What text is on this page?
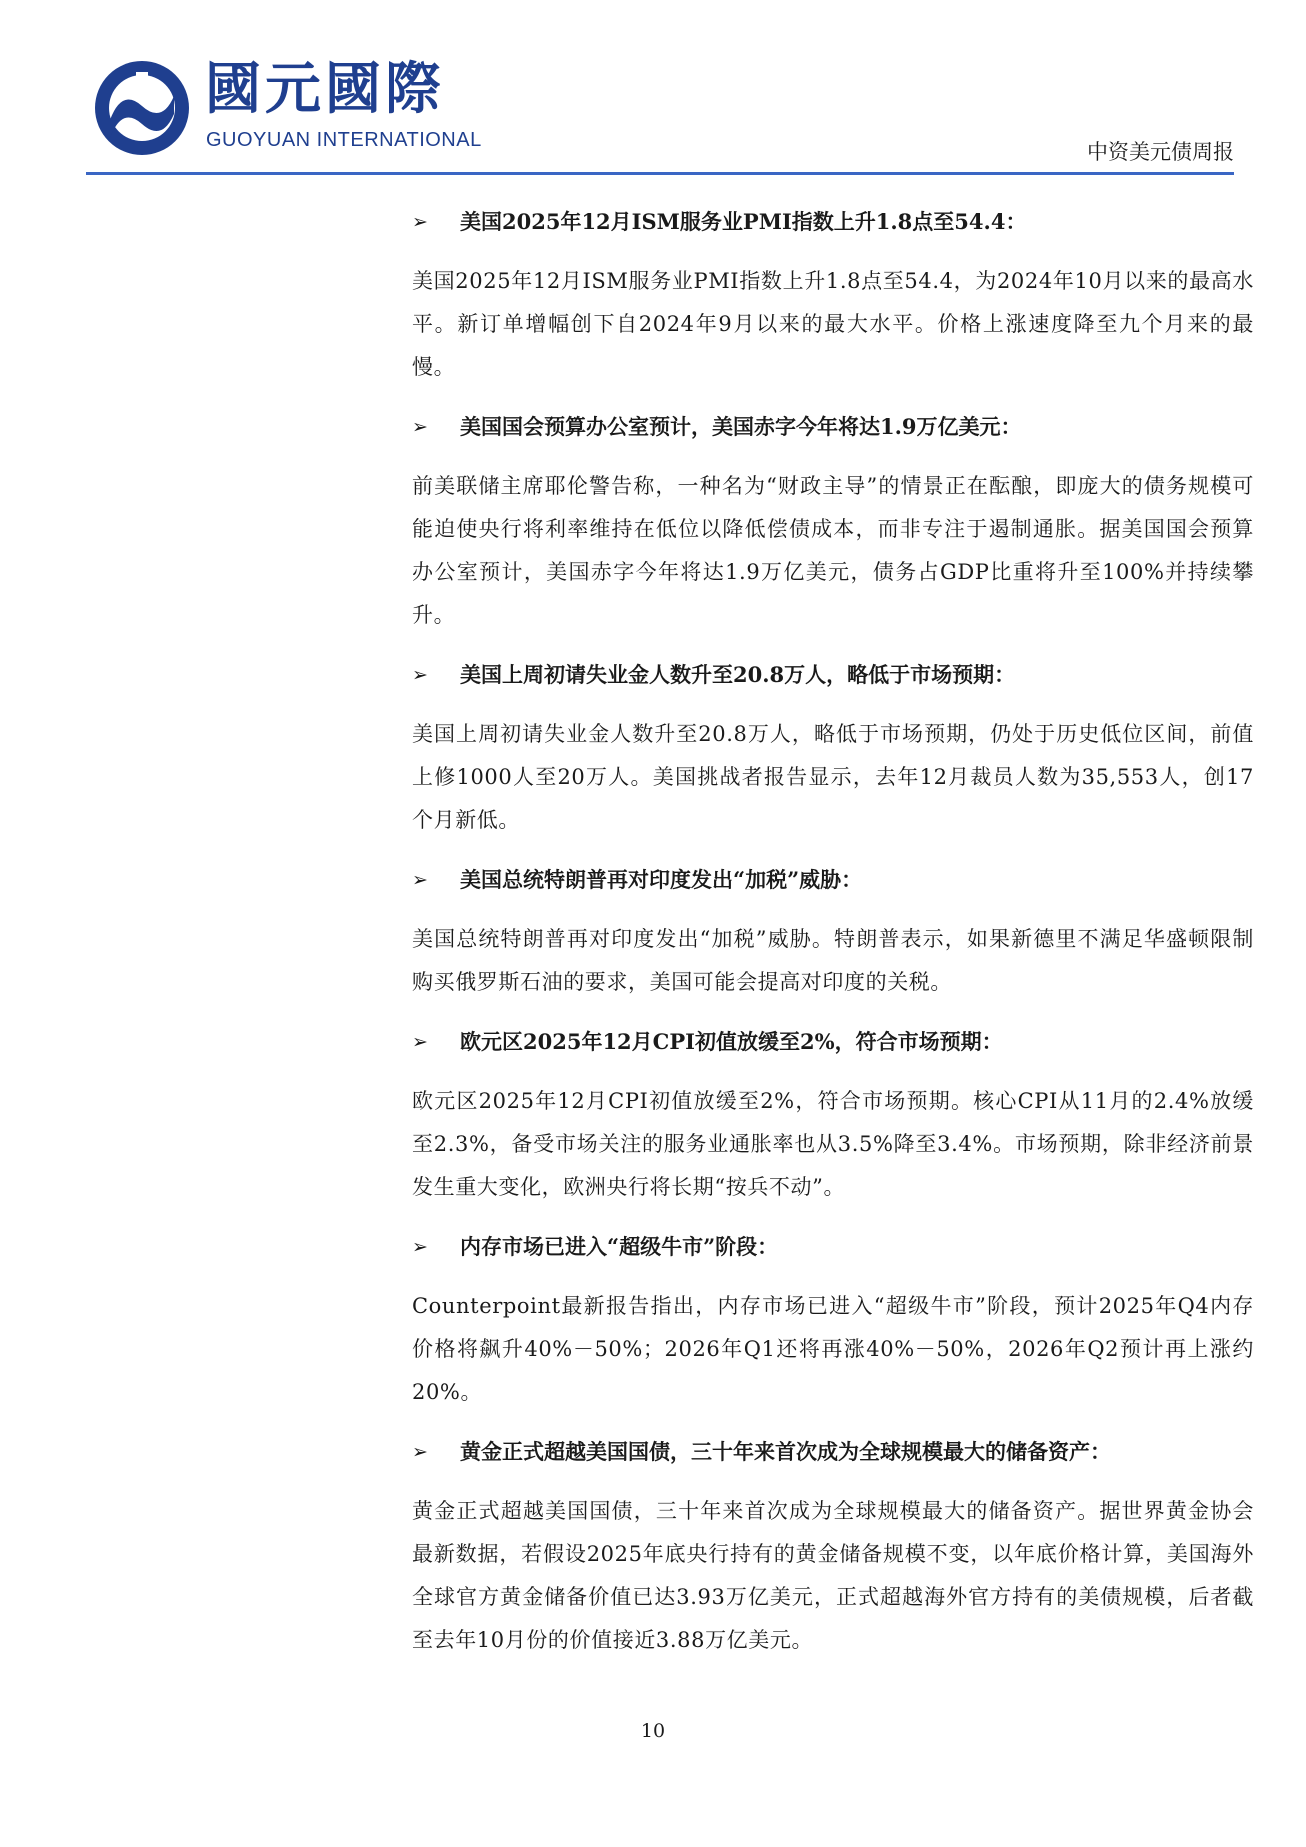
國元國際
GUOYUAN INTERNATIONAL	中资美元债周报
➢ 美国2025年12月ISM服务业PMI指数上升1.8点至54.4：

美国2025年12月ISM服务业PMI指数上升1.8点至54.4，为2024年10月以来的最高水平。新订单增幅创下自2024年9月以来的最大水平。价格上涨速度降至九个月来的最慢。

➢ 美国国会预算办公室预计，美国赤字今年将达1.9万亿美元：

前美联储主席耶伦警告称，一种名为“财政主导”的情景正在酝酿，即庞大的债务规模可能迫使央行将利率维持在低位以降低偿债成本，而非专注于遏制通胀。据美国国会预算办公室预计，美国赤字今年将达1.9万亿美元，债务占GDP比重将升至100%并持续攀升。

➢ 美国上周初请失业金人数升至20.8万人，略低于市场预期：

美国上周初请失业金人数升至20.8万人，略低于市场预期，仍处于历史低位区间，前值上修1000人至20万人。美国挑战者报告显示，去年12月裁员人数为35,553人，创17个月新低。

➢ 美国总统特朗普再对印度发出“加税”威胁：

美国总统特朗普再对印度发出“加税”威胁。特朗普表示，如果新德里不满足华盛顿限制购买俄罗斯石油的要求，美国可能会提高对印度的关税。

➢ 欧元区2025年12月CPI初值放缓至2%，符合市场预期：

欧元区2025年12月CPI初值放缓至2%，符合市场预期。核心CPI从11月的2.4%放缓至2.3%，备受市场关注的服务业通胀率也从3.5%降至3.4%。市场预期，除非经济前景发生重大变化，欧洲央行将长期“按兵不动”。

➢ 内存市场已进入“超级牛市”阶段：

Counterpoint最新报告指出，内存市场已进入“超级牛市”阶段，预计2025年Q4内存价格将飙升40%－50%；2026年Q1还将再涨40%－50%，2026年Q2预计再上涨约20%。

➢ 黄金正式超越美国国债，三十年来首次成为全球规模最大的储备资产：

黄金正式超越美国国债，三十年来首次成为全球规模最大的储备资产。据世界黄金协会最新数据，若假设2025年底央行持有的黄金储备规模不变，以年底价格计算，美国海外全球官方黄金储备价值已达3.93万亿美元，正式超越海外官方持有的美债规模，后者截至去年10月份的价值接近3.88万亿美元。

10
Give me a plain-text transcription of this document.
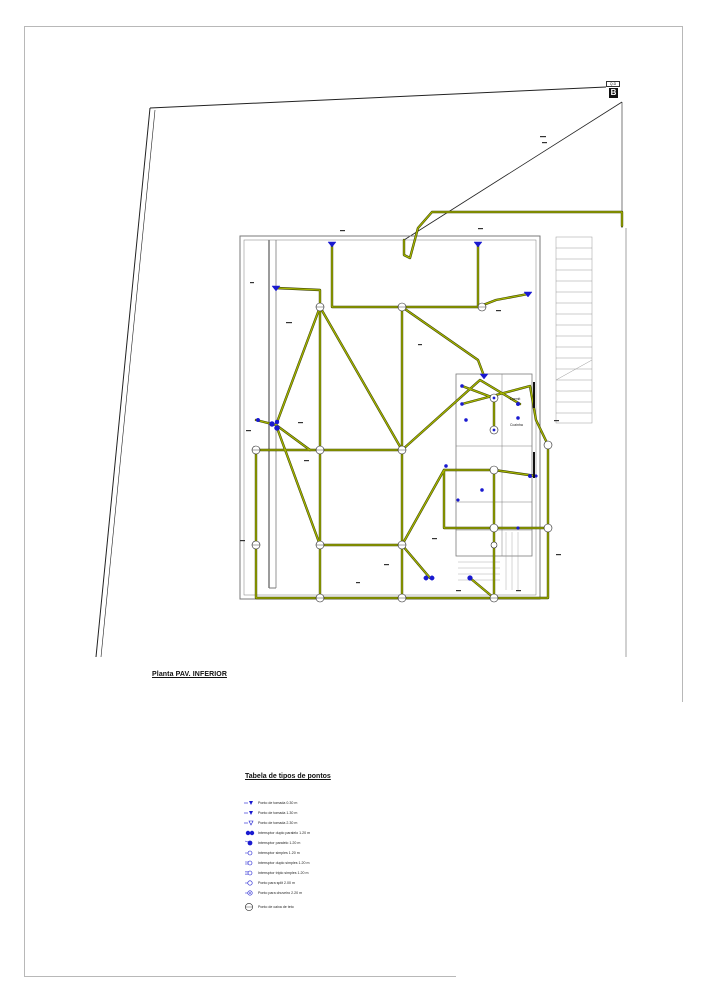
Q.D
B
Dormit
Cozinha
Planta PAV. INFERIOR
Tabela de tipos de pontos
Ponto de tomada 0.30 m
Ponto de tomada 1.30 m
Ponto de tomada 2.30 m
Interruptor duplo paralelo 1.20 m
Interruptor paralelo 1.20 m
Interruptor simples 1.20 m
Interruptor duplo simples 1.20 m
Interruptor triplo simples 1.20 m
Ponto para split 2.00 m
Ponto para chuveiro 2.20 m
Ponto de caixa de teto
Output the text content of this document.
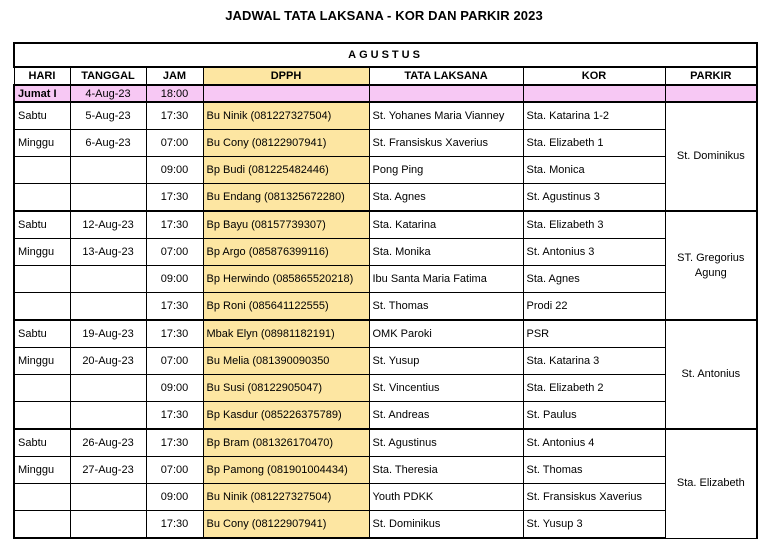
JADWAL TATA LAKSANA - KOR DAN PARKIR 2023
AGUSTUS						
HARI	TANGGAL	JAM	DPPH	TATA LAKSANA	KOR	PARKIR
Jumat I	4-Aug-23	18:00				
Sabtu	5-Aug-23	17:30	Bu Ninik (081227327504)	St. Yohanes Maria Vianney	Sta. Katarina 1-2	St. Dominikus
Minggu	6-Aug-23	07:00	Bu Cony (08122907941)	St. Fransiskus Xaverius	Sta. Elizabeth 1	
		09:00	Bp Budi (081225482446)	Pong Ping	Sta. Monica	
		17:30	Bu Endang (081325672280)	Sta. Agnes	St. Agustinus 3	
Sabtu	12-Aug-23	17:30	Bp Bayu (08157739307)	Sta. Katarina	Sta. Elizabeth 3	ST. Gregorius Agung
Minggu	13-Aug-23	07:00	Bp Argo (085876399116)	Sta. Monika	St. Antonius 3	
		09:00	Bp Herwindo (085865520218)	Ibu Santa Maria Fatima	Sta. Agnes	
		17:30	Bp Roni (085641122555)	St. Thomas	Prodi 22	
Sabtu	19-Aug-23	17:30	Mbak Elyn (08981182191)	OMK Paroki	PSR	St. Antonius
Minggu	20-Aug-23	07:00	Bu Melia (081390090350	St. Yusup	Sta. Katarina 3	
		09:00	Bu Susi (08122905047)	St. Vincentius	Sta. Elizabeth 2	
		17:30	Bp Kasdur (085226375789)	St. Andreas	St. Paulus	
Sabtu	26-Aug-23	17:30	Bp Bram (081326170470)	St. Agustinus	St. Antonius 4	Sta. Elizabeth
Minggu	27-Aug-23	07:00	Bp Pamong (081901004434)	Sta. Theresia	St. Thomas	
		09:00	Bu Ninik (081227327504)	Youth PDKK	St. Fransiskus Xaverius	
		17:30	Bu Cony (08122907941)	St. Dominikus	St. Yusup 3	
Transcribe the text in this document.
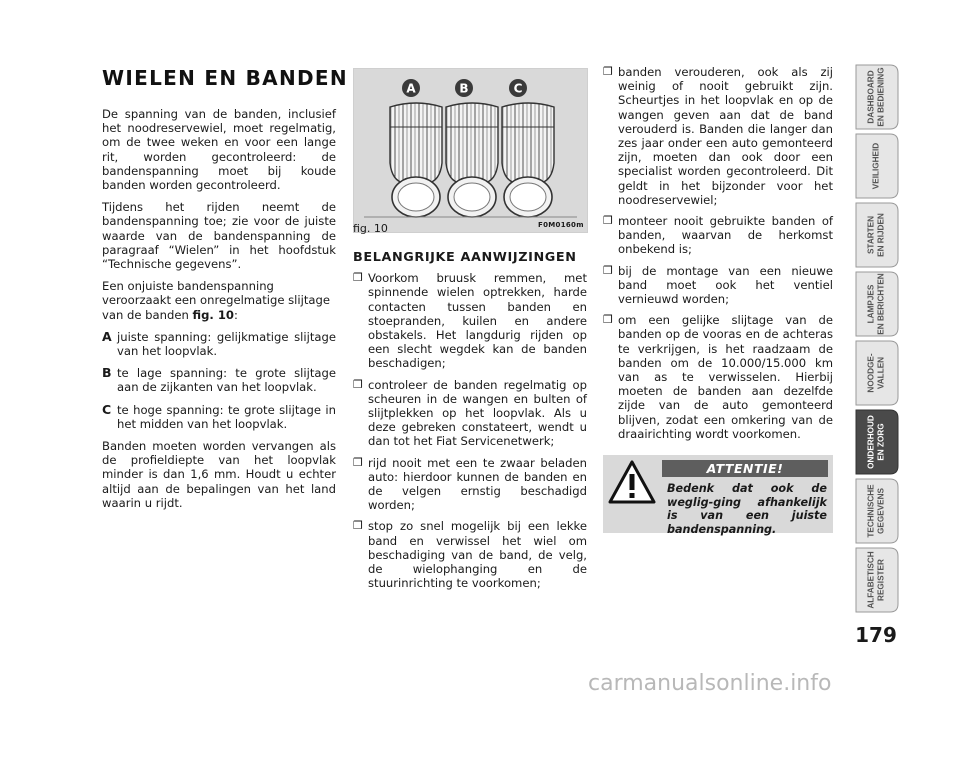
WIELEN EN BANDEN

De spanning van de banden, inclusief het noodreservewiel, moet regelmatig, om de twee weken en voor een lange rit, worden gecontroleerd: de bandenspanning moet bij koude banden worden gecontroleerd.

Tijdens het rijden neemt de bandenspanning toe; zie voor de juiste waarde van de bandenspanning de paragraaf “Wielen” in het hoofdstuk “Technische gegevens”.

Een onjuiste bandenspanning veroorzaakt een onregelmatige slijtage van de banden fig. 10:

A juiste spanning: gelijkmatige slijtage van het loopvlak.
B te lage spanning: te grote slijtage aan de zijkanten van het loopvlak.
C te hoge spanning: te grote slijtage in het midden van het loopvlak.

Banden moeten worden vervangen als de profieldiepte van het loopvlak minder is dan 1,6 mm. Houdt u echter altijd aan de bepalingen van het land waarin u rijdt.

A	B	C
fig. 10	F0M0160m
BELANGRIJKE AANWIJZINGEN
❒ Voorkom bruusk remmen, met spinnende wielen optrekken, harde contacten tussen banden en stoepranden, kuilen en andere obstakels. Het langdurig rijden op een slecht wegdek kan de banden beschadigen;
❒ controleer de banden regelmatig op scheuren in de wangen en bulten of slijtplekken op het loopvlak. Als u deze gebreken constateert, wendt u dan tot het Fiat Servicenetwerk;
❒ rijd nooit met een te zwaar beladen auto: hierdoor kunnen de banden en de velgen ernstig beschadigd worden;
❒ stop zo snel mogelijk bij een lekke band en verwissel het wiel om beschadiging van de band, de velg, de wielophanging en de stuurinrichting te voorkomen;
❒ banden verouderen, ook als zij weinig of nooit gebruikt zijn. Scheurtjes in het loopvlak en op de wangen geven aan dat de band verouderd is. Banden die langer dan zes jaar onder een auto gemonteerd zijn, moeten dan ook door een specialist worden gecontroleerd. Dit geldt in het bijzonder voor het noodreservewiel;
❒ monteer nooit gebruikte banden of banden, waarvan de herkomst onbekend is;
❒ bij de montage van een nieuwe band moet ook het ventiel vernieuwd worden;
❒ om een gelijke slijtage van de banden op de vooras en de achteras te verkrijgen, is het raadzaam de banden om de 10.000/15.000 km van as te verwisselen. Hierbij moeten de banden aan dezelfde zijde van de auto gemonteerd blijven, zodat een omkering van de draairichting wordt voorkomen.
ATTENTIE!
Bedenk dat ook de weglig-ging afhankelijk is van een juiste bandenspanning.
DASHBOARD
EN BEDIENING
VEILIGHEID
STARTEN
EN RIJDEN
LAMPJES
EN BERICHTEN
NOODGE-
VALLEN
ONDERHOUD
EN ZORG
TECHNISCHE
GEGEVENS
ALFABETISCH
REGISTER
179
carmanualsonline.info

**Aim of the task**
Identify each line in the entries with the word "wangen" and copy it.

**Answer below**
❒ controleer de banden regelmatig op scheuren in de wangen en bulten of slijtplekken op het loopvlak. Als u deze gebreken constateert, wendt u dan tot het Fiat Servicenetwerk;
❒ banden verouderen, ook als zij weinig of nooit gebruikt zijn. Scheurtjes in het loopvlak en op de wangen geven aan dat de band verouderd is. Banden die langer dan zes jaar onder een auto gemonteerd zijn, moeten dan ook door een specialist worden gecontroleerd. Dit geldt in het bijzonder voor het noodreservewiel;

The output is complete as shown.